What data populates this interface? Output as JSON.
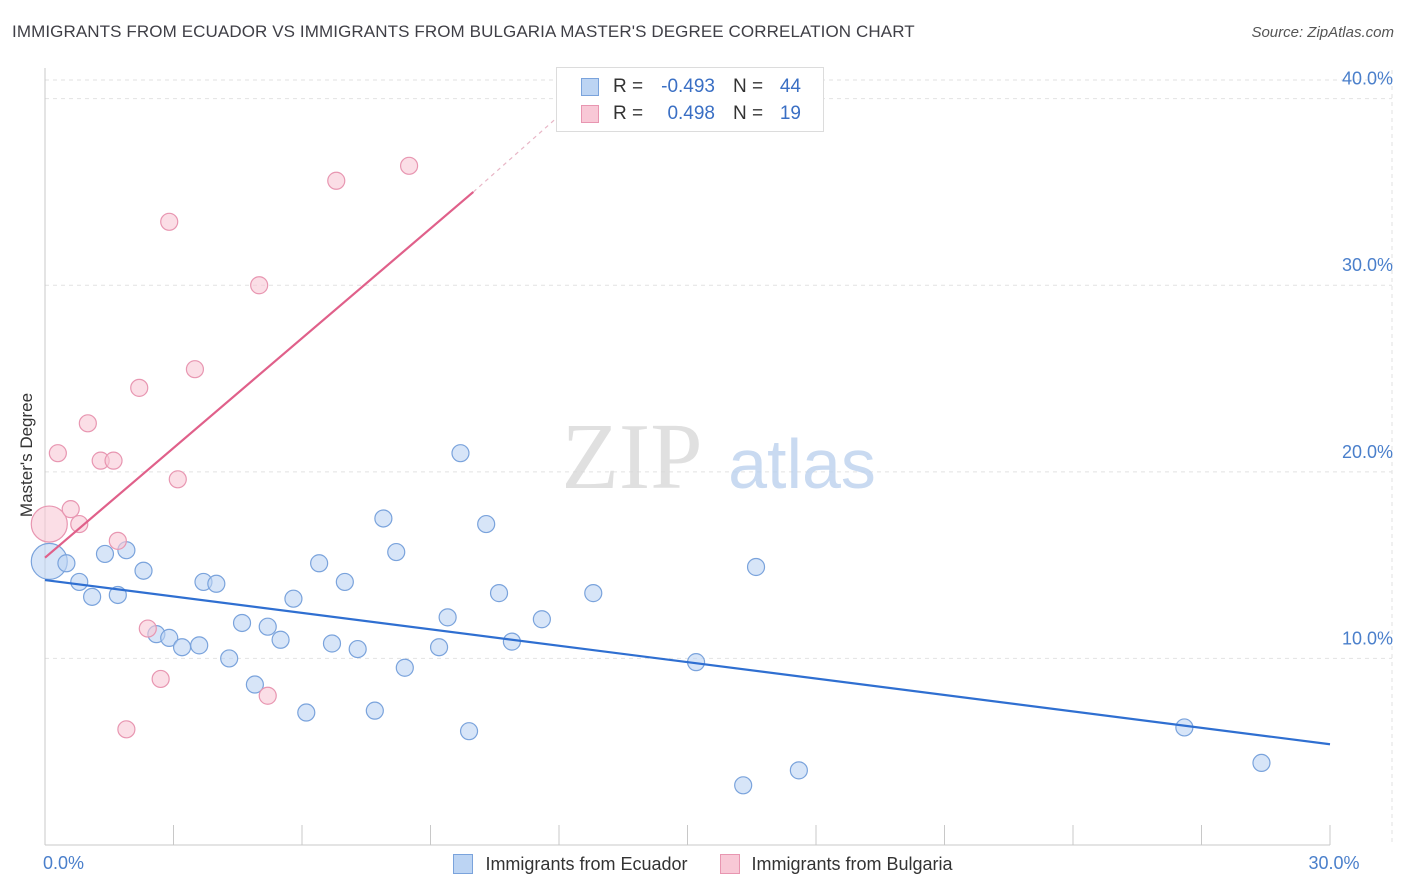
{
  "title": "IMMIGRANTS FROM ECUADOR VS IMMIGRANTS FROM BULGARIA MASTER'S DEGREE CORRELATION CHART",
  "source": "Source: ZipAtlas.com",
  "watermark": {
    "zip": "ZIP",
    "atlas": "atlas"
  },
  "legend": {
    "r_label": "R =",
    "n_label": "N =",
    "ecuador": {
      "r": "-0.493",
      "n": "44"
    },
    "bulgaria": {
      "r": "0.498",
      "n": "19"
    }
  },
  "colors": {
    "ecuador_fill": "#bcd4f3",
    "ecuador_stroke": "#7aa3dc",
    "ecuador_line": "#2f6fd1",
    "bulgaria_fill": "#f8c8d6",
    "bulgaria_stroke": "#e896b1",
    "bulgaria_line": "#e0608a",
    "tick_label": "#4a7fcb",
    "grid": "#e2e2e2"
  },
  "chart_data": {
    "type": "scatter",
    "title": "IMMIGRANTS FROM ECUADOR VS IMMIGRANTS FROM BULGARIA MASTER'S DEGREE CORRELATION CHART",
    "xlabel": "",
    "ylabel": "Master's Degree",
    "xlim": [
      0,
      30
    ],
    "ylim": [
      0,
      41
    ],
    "x_tick_labels": [
      {
        "value": 0,
        "label": "0.0%"
      },
      {
        "value": 30,
        "label": "30.0%"
      }
    ],
    "y_tick_labels": [
      {
        "value": 10,
        "label": "10.0%"
      },
      {
        "value": 20,
        "label": "20.0%"
      },
      {
        "value": 30,
        "label": "30.0%"
      },
      {
        "value": 40,
        "label": "40.0%"
      }
    ],
    "series": [
      {
        "name": "Immigrants from Ecuador",
        "color": "#7aa3dc",
        "points": [
          [
            0.1,
            15.2,
            3
          ],
          [
            0.5,
            15.1,
            1
          ],
          [
            0.8,
            14.1,
            1
          ],
          [
            1.1,
            13.3,
            1
          ],
          [
            1.4,
            15.6,
            1
          ],
          [
            1.7,
            13.4,
            1
          ],
          [
            1.9,
            15.8,
            1
          ],
          [
            2.3,
            14.7,
            1
          ],
          [
            2.6,
            11.3,
            1
          ],
          [
            2.9,
            11.1,
            1
          ],
          [
            3.2,
            10.6,
            1
          ],
          [
            3.6,
            10.7,
            1
          ],
          [
            3.7,
            14.1,
            1
          ],
          [
            4.0,
            14.0,
            1
          ],
          [
            4.3,
            10.0,
            1
          ],
          [
            4.6,
            11.9,
            1
          ],
          [
            4.9,
            8.6,
            1
          ],
          [
            5.2,
            11.7,
            1
          ],
          [
            5.5,
            11.0,
            1
          ],
          [
            5.8,
            13.2,
            1
          ],
          [
            6.1,
            7.1,
            1
          ],
          [
            6.4,
            15.1,
            1
          ],
          [
            6.7,
            10.8,
            1
          ],
          [
            7.0,
            14.1,
            1
          ],
          [
            7.3,
            10.5,
            1
          ],
          [
            7.7,
            7.2,
            1
          ],
          [
            7.9,
            17.5,
            1
          ],
          [
            8.2,
            15.7,
            1
          ],
          [
            8.4,
            9.5,
            1
          ],
          [
            9.4,
            12.2,
            1
          ],
          [
            9.2,
            10.6,
            1
          ],
          [
            9.7,
            21.0,
            1
          ],
          [
            9.9,
            6.1,
            1
          ],
          [
            10.3,
            17.2,
            1
          ],
          [
            10.6,
            13.5,
            1
          ],
          [
            10.9,
            10.9,
            1
          ],
          [
            11.6,
            12.1,
            1
          ],
          [
            12.8,
            13.5,
            1
          ],
          [
            15.2,
            9.8,
            1
          ],
          [
            16.3,
            3.2,
            1
          ],
          [
            16.6,
            14.9,
            1
          ],
          [
            17.6,
            4.0,
            1
          ],
          [
            26.6,
            6.3,
            1
          ],
          [
            28.4,
            4.4,
            1
          ]
        ]
      },
      {
        "name": "Immigrants from Bulgaria",
        "color": "#e896b1",
        "points": [
          [
            0.1,
            17.2,
            3
          ],
          [
            0.3,
            21.0,
            1
          ],
          [
            0.6,
            18.0,
            1
          ],
          [
            0.8,
            17.2,
            1
          ],
          [
            1.0,
            22.6,
            1
          ],
          [
            1.3,
            20.6,
            1
          ],
          [
            1.6,
            20.6,
            1
          ],
          [
            1.7,
            16.3,
            1
          ],
          [
            2.2,
            24.5,
            1
          ],
          [
            2.4,
            11.6,
            1
          ],
          [
            2.7,
            8.9,
            1
          ],
          [
            2.9,
            33.4,
            1
          ],
          [
            3.1,
            19.6,
            1
          ],
          [
            3.5,
            25.5,
            1
          ],
          [
            1.9,
            6.2,
            1
          ],
          [
            5.0,
            30.0,
            1
          ],
          [
            5.2,
            8.0,
            1
          ],
          [
            6.8,
            35.6,
            1
          ],
          [
            8.5,
            36.4,
            1
          ]
        ]
      }
    ],
    "trendlines": [
      {
        "series": "Immigrants from Ecuador",
        "from": [
          0,
          14.2
        ],
        "to": [
          30,
          5.4
        ]
      },
      {
        "series": "Immigrants from Bulgaria",
        "from": [
          0,
          15.4
        ],
        "to": [
          10.0,
          35.0
        ],
        "dashed_to": [
          12.5,
          40.1
        ]
      }
    ],
    "grid": true,
    "legend": [
      "top-center",
      "bottom"
    ]
  }
}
........
YOUR INSTRUCTIONS ::
Above are the records. Identify each line that contains the word "title".

WRITTEN SOLUTION ::
  "title": "IMMIGRANTS FROM ECUADOR VS IMMIGRANTS FROM BULGARIA MASTER'S DEGREE CORRELATION CHART",
    "title": "IMMIGRANTS FROM ECUADOR VS IMMIGRANTS FROM BULGARIA MASTER'S DEGREE CORRELATION CHART",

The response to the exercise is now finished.